» Stored records:
* BEGIN *

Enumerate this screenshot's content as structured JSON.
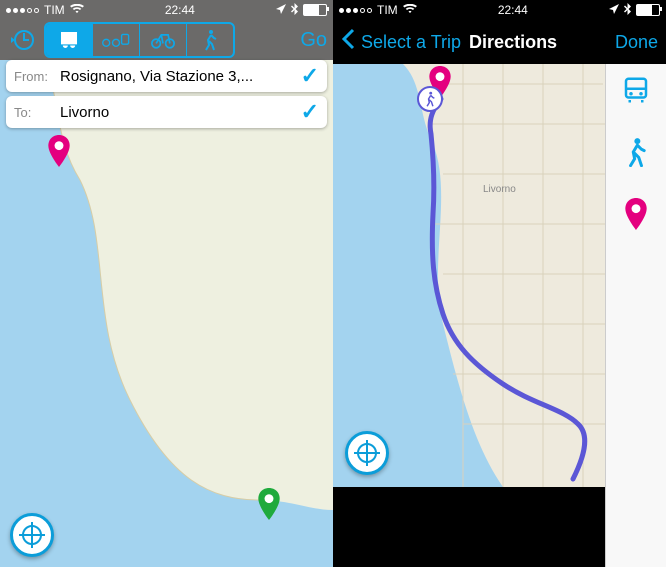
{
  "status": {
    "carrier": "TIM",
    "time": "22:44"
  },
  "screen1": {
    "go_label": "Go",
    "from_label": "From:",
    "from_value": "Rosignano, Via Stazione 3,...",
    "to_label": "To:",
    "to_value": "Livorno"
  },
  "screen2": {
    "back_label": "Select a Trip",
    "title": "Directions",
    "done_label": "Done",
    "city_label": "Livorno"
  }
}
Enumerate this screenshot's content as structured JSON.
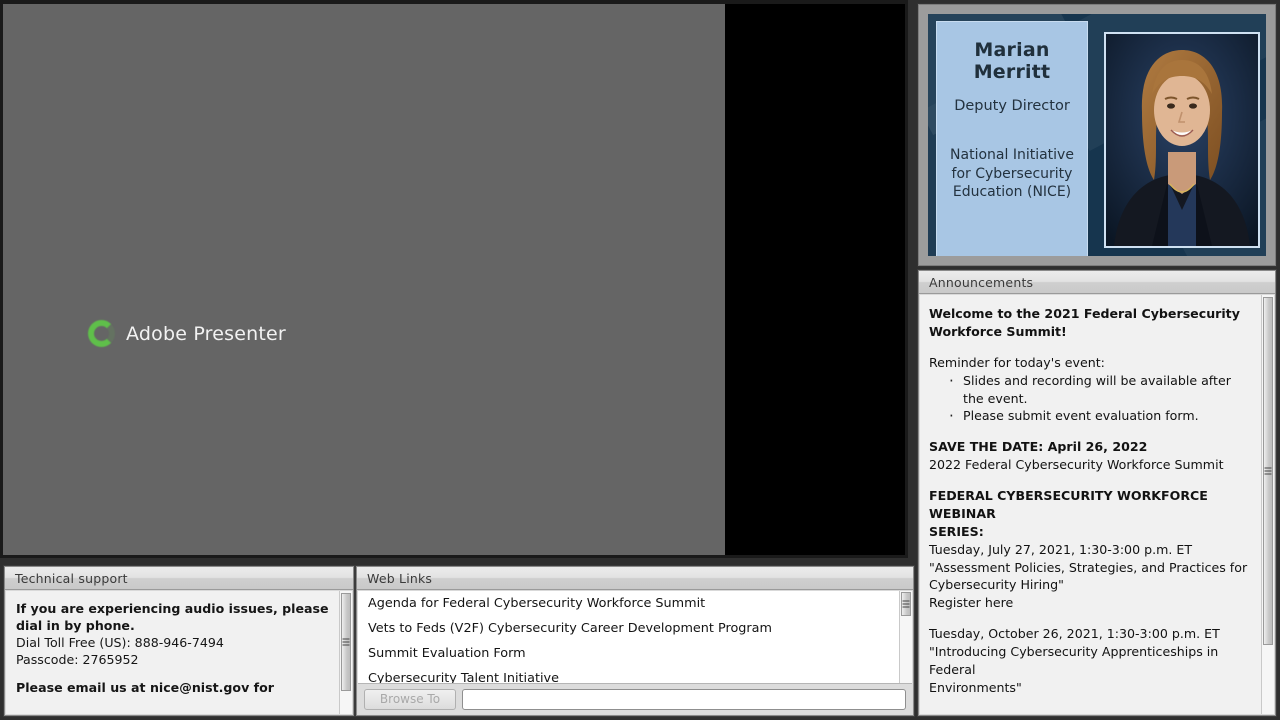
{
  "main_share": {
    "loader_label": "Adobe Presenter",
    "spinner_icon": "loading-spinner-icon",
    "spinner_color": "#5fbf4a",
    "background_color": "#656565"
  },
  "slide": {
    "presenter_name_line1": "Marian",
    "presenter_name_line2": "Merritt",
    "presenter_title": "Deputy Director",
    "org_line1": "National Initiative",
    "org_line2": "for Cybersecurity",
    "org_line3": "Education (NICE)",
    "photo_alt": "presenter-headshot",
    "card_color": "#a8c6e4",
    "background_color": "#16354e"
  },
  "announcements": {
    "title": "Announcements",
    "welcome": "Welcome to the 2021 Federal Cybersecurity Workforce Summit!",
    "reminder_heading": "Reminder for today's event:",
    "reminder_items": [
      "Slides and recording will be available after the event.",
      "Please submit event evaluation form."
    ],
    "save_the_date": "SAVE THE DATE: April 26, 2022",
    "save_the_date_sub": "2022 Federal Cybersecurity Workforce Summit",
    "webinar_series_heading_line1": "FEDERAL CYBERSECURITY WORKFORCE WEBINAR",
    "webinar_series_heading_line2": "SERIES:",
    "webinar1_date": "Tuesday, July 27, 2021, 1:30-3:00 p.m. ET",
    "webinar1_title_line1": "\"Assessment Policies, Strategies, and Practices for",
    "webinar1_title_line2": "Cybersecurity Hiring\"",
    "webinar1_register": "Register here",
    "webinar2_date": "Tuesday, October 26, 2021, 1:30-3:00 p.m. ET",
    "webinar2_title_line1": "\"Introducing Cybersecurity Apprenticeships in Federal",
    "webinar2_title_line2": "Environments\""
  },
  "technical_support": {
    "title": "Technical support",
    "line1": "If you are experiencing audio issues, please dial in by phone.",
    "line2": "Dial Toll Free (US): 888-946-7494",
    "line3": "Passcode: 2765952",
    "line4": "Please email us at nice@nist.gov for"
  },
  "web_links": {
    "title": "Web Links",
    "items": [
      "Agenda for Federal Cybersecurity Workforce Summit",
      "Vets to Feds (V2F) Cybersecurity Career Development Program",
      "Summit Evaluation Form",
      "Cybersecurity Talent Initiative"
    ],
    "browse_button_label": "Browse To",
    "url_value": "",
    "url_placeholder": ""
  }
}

* END *

» Goal:
Report how many lines hold the string "event", giving the number and nothing else.

» The response:
3